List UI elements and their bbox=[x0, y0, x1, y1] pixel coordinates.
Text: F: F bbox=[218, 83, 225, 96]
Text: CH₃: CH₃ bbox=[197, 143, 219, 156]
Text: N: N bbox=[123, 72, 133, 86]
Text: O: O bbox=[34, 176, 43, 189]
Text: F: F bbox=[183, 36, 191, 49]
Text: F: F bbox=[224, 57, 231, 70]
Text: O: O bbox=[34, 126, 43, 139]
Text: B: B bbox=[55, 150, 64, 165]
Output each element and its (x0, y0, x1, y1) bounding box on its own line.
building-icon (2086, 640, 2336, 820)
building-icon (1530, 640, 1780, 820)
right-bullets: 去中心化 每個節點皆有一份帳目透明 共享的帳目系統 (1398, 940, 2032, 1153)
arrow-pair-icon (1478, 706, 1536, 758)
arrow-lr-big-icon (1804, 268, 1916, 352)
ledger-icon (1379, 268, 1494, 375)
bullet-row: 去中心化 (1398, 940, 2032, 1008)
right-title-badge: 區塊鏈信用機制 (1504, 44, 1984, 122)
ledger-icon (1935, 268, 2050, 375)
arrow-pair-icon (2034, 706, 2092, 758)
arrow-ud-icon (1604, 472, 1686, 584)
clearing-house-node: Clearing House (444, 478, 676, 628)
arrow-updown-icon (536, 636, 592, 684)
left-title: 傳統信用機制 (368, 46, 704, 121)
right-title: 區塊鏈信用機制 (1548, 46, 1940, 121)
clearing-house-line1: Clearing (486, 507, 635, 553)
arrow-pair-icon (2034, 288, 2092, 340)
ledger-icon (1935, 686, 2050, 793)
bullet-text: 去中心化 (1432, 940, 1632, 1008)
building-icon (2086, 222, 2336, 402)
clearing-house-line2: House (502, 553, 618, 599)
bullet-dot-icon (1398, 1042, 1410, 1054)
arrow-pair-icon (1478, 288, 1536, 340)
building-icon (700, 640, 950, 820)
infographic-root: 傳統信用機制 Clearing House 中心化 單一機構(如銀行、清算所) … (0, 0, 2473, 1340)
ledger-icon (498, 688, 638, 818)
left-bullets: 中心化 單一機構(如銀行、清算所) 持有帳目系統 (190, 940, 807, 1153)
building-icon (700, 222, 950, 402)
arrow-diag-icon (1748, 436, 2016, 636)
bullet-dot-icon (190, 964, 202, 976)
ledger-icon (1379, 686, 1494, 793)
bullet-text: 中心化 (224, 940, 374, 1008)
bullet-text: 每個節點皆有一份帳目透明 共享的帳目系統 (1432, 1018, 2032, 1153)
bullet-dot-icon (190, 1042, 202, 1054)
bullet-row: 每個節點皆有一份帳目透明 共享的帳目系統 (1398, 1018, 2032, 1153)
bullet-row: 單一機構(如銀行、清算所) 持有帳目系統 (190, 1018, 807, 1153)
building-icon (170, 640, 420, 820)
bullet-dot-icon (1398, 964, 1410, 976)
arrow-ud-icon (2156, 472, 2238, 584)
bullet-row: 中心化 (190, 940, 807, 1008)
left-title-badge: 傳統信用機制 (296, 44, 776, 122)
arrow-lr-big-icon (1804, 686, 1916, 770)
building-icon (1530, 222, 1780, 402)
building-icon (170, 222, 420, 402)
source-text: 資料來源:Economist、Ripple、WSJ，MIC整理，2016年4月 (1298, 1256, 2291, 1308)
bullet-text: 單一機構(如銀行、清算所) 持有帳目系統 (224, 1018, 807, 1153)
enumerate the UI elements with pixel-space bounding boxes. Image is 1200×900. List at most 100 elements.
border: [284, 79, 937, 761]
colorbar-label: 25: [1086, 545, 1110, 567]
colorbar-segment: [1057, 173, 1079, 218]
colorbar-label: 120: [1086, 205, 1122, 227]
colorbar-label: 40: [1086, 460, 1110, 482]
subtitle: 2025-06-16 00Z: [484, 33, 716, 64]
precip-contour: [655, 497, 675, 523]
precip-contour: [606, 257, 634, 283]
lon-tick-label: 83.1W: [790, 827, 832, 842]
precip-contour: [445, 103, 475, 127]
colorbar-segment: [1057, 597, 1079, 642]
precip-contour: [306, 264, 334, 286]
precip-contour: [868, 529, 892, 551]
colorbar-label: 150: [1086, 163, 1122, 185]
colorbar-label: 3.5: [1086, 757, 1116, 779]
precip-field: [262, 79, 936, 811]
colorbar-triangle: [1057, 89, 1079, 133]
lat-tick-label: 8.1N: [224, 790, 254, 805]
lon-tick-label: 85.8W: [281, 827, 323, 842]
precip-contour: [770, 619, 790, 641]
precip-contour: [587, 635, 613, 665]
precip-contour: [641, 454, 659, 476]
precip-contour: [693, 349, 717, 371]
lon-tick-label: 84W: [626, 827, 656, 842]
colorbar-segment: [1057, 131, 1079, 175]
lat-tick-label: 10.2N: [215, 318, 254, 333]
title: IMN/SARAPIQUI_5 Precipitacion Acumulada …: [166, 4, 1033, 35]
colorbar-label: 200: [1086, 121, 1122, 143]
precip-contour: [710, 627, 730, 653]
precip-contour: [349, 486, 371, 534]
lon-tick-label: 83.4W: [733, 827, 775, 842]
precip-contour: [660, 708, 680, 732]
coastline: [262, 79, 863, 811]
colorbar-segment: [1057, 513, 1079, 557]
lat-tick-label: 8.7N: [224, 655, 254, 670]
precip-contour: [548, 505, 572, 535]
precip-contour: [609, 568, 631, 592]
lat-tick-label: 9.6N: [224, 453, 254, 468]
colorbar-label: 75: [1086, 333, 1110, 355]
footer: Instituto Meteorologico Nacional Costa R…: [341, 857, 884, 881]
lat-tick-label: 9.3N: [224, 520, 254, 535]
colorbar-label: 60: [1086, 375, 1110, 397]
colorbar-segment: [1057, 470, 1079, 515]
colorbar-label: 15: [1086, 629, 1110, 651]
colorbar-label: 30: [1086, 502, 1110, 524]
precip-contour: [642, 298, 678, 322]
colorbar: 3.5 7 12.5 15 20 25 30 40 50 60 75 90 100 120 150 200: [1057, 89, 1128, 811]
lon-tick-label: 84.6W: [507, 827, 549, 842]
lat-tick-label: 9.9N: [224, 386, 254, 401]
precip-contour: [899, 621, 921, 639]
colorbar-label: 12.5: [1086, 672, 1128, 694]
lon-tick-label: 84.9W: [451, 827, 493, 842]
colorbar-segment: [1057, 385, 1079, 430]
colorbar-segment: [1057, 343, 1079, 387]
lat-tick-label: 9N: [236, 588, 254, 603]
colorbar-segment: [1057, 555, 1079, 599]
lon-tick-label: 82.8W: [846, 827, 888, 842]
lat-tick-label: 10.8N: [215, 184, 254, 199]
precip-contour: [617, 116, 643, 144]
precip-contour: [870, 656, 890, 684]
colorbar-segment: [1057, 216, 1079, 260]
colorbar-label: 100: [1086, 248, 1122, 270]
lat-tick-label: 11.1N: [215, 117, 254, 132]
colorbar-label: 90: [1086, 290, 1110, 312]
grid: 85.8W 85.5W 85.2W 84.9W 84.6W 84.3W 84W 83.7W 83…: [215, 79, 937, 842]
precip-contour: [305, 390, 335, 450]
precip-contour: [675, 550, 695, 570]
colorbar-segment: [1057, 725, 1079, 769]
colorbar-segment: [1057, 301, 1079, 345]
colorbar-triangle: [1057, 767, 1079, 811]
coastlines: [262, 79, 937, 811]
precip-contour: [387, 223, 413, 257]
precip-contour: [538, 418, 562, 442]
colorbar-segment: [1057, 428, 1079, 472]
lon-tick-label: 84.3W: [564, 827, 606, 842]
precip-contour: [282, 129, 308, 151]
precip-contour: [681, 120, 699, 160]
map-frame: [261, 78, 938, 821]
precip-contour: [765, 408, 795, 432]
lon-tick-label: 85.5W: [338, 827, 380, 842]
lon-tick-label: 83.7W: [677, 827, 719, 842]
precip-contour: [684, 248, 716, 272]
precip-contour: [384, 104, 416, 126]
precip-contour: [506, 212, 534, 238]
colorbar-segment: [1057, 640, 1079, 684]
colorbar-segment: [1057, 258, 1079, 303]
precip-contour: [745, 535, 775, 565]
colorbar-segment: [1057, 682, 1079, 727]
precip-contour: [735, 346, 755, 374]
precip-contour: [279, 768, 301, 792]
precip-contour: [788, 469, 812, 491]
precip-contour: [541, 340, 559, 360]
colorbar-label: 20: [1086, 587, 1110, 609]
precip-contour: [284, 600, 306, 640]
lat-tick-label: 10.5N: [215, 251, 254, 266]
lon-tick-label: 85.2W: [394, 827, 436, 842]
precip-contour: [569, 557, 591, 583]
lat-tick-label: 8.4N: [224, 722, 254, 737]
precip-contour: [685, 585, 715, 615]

═══

## What is required
Format everything from the start of the records down to and including the line that contains "right-title: 區塊鏈信用機制 (1548, 46, 1940, 121)" as a numbered list, leaving out any blank lines.

## Answer to this exercise
1. List UI elements and their bbox=[x0, y0, x1, y1] pixel coordinates.
2. Text: F: F bbox=[218, 83, 225, 96]
3. Text: CH₃: CH₃ bbox=[197, 143, 219, 156]
4. Text: N: N bbox=[123, 72, 133, 86]
5. Text: O: O bbox=[34, 176, 43, 189]
6. Text: F: F bbox=[183, 36, 191, 49]
7. Text: F: F bbox=[224, 57, 231, 70]
8. Text: O: O bbox=[34, 126, 43, 139]
9. Text: B: B bbox=[55, 150, 64, 165]
10. Output each element and its (x0, y0, x1, y1) bounding box on its own line.
11. building-icon (2086, 640, 2336, 820)
12. building-icon (1530, 640, 1780, 820)
13. right-bullets: 去中心化 每個節點皆有一份帳目透明 共享的帳目系統 (1398, 940, 2032, 1153)
14. arrow-pair-icon (1478, 706, 1536, 758)
15. arrow-lr-big-icon (1804, 268, 1916, 352)
16. ledger-icon (1379, 268, 1494, 375)
17. bullet-row: 去中心化 (1398, 940, 2032, 1008)
18. right-title-badge: 區塊鏈信用機制 (1504, 44, 1984, 122)
19. ledger-icon (1935, 268, 2050, 375)
20. arrow-pair-icon (2034, 706, 2092, 758)
21. arrow-ud-icon (1604, 472, 1686, 584)
22. clearing-house-node: Clearing House (444, 478, 676, 628)
23. arrow-updown-icon (536, 636, 592, 684)
24. left-title: 傳統信用機制 (368, 46, 704, 121)
25. right-title: 區塊鏈信用機制 (1548, 46, 1940, 121)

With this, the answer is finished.